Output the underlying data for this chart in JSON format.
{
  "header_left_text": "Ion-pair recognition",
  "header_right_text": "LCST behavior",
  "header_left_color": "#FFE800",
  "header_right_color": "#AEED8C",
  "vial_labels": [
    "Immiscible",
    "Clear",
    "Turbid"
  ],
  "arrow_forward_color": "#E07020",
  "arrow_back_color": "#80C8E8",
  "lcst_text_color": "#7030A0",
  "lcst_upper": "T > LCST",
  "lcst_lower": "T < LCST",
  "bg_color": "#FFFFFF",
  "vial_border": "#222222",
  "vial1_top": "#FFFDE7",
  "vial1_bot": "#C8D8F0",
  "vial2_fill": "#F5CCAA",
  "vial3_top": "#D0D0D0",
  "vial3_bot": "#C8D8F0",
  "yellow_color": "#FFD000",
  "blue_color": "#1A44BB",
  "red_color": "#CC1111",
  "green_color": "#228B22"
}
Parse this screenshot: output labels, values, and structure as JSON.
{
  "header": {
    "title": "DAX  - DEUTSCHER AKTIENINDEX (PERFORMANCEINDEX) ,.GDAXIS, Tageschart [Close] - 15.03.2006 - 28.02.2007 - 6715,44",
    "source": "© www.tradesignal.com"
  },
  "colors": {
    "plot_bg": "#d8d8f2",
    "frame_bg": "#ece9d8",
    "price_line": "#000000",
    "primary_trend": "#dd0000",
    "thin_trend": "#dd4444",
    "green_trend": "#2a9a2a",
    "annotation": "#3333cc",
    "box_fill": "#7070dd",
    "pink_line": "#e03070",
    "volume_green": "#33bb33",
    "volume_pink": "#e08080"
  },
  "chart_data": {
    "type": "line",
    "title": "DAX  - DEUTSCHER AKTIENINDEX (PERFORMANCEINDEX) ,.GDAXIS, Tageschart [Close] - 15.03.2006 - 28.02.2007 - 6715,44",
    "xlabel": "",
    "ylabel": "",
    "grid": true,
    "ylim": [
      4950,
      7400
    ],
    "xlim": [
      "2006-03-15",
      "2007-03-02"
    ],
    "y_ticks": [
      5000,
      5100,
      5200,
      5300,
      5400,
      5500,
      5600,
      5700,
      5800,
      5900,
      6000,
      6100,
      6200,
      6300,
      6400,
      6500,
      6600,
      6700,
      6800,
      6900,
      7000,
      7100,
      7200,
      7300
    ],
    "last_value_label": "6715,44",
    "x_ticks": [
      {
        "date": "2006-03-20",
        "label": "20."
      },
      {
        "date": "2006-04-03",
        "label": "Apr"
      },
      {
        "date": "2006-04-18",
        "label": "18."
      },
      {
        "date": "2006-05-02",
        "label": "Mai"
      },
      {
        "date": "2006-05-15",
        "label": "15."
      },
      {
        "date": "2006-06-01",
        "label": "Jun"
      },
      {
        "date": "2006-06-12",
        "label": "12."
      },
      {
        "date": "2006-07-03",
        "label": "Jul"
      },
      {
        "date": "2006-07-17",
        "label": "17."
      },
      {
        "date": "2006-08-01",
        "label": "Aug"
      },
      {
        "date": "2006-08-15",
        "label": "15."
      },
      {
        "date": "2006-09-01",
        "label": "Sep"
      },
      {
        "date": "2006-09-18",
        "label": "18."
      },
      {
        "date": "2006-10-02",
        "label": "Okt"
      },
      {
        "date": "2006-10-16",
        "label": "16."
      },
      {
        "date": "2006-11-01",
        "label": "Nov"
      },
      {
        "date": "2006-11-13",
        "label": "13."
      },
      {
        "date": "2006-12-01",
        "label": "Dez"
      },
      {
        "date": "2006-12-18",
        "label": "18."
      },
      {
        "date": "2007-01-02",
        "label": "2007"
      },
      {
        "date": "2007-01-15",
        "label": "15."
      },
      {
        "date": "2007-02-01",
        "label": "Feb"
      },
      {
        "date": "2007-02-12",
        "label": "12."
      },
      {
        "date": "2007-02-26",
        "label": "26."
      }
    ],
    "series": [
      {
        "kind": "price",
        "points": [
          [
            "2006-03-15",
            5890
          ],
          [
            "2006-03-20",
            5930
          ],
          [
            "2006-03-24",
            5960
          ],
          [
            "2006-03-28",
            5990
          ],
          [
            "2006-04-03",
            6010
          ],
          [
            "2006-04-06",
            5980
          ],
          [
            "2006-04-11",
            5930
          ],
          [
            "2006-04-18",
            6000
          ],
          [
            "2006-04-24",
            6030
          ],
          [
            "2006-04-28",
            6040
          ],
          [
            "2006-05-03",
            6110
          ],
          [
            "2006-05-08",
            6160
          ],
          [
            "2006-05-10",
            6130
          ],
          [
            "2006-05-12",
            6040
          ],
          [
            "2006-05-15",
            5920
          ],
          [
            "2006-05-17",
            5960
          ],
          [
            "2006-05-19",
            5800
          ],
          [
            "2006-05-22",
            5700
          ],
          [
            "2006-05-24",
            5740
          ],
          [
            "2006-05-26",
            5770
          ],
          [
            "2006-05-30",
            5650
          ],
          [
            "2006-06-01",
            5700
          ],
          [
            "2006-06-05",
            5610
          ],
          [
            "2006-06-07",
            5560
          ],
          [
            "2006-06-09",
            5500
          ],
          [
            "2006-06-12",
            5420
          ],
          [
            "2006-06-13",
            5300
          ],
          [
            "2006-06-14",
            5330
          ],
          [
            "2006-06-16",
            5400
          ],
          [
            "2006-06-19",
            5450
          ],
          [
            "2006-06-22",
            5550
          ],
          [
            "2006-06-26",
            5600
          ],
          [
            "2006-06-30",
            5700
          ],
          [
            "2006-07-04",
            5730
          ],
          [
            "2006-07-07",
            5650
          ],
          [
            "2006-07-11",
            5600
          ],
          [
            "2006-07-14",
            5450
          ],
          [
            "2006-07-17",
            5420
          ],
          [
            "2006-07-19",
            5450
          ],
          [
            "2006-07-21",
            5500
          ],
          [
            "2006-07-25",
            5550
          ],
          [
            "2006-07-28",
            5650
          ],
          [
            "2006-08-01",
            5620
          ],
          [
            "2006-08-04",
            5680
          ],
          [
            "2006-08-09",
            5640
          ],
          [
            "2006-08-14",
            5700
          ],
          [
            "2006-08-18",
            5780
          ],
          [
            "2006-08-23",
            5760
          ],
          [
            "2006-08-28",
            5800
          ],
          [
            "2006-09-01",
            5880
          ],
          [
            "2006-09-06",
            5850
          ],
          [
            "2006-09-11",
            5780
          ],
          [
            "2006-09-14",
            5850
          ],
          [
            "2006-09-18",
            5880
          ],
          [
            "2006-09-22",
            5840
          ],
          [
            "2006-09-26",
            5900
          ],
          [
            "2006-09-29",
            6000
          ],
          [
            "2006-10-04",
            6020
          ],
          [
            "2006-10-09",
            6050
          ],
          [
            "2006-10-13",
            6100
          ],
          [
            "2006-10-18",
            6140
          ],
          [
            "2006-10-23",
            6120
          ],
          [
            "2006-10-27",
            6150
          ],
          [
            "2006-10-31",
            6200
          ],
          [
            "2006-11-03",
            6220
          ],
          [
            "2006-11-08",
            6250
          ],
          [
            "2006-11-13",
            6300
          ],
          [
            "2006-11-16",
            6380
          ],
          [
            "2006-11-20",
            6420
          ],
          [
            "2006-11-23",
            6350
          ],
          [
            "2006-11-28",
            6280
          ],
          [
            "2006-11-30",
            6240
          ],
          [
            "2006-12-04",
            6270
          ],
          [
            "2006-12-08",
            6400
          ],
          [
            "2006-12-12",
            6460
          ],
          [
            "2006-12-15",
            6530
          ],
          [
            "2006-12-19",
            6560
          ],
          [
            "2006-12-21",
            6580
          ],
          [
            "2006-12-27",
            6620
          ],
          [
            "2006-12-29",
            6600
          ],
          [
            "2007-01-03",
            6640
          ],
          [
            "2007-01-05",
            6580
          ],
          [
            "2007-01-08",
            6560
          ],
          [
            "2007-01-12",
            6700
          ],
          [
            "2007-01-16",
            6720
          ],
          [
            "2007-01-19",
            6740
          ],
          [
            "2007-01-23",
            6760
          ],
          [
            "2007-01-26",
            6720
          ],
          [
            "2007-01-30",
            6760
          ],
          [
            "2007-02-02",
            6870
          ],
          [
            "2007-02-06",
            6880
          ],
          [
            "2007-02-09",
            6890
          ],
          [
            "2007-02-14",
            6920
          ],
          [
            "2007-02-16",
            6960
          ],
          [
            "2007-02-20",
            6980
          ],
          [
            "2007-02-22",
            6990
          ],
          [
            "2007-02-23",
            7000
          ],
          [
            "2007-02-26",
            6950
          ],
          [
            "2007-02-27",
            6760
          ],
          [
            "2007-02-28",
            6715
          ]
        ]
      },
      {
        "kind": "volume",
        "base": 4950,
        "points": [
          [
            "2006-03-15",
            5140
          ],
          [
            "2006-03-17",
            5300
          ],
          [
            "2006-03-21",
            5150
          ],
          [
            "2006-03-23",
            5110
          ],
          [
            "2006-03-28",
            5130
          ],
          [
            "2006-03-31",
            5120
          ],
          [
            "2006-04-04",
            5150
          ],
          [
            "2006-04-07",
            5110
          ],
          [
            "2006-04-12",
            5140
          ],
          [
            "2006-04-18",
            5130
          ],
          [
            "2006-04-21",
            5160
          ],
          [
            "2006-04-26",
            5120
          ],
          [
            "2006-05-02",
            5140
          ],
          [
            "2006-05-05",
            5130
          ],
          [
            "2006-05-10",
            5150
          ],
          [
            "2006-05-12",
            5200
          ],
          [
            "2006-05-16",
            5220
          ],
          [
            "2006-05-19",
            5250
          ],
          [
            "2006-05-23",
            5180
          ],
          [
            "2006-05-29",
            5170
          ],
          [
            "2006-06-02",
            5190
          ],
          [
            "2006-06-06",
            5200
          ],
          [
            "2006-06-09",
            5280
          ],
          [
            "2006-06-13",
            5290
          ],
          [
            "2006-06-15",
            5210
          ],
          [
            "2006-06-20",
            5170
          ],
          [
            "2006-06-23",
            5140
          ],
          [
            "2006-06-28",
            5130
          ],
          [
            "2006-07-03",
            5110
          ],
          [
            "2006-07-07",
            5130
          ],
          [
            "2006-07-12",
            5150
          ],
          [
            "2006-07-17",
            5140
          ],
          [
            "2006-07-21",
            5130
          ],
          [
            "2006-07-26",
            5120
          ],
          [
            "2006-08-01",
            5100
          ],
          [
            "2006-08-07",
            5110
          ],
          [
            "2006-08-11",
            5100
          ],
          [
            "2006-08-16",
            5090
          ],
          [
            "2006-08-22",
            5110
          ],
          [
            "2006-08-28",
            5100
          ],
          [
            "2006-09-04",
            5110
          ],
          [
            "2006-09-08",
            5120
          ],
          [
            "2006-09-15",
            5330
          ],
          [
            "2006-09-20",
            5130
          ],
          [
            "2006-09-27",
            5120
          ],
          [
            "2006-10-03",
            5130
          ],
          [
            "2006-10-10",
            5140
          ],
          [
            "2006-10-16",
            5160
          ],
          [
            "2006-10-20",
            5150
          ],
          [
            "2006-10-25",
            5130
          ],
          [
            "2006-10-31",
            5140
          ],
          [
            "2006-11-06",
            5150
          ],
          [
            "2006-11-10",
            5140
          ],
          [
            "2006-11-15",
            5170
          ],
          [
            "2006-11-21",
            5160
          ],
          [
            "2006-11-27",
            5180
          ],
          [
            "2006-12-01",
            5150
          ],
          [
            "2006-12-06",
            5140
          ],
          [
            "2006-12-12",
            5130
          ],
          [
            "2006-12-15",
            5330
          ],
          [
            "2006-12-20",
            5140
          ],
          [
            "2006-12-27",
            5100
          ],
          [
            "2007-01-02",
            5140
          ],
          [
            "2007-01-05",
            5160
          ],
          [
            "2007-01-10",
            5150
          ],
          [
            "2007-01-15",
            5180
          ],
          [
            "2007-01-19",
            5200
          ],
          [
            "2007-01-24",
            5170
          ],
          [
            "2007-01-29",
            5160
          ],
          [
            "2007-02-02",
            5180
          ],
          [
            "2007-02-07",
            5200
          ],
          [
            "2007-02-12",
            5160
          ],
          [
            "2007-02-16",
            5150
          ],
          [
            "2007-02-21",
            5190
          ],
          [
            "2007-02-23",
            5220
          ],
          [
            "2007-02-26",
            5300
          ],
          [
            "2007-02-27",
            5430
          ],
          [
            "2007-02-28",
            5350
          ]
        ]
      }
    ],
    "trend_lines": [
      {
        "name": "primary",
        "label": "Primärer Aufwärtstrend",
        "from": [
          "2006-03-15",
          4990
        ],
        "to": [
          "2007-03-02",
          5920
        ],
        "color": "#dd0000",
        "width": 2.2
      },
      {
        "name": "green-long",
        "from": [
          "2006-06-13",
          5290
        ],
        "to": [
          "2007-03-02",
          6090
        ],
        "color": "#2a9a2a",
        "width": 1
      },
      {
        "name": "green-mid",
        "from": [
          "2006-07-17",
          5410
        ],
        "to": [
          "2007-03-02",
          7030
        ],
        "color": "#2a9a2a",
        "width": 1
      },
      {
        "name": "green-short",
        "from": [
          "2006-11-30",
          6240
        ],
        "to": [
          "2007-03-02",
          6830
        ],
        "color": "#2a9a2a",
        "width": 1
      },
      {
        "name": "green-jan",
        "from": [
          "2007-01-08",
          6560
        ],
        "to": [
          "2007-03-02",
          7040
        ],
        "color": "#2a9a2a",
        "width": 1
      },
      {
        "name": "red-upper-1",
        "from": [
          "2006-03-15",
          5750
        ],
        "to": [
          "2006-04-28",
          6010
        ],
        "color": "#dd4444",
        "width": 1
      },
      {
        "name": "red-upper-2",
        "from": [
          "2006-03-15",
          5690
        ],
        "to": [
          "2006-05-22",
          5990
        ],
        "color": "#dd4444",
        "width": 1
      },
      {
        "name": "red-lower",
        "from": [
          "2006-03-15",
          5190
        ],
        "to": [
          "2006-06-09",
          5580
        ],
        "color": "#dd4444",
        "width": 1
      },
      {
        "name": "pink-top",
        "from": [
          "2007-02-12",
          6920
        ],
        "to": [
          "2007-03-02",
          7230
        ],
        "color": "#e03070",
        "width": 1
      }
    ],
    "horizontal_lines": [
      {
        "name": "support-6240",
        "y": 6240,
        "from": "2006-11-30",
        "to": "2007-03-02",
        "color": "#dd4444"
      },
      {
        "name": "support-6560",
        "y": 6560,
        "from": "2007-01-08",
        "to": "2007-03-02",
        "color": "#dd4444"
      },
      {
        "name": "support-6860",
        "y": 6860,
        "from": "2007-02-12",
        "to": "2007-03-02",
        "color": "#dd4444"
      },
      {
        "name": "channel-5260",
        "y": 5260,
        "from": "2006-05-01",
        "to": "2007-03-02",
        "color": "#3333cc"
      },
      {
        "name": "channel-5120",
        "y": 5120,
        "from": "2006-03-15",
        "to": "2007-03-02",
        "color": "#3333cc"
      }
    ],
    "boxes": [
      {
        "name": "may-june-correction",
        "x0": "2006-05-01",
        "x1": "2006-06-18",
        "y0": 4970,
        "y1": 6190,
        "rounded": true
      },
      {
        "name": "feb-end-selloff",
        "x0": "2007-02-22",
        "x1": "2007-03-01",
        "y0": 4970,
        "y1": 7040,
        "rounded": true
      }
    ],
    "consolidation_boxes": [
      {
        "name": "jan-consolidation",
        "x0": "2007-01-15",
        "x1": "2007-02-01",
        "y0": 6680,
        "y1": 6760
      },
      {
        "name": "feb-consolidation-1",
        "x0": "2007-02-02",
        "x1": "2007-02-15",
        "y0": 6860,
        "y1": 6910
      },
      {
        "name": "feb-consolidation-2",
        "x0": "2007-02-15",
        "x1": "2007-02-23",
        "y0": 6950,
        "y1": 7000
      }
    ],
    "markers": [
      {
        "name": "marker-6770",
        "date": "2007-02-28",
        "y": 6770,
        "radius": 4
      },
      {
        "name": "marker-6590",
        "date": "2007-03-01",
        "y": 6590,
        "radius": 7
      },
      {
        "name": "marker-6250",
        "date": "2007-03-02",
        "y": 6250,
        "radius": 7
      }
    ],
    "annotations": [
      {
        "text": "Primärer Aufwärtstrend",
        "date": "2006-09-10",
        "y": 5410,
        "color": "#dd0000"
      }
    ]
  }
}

▶ **Objective**
Pull every line containing "Aufwärtstrend" from the material above.

▶ **Written response**
        "label": "Primärer Aufwärtstrend",
        "text": "Primärer Aufwärtstrend",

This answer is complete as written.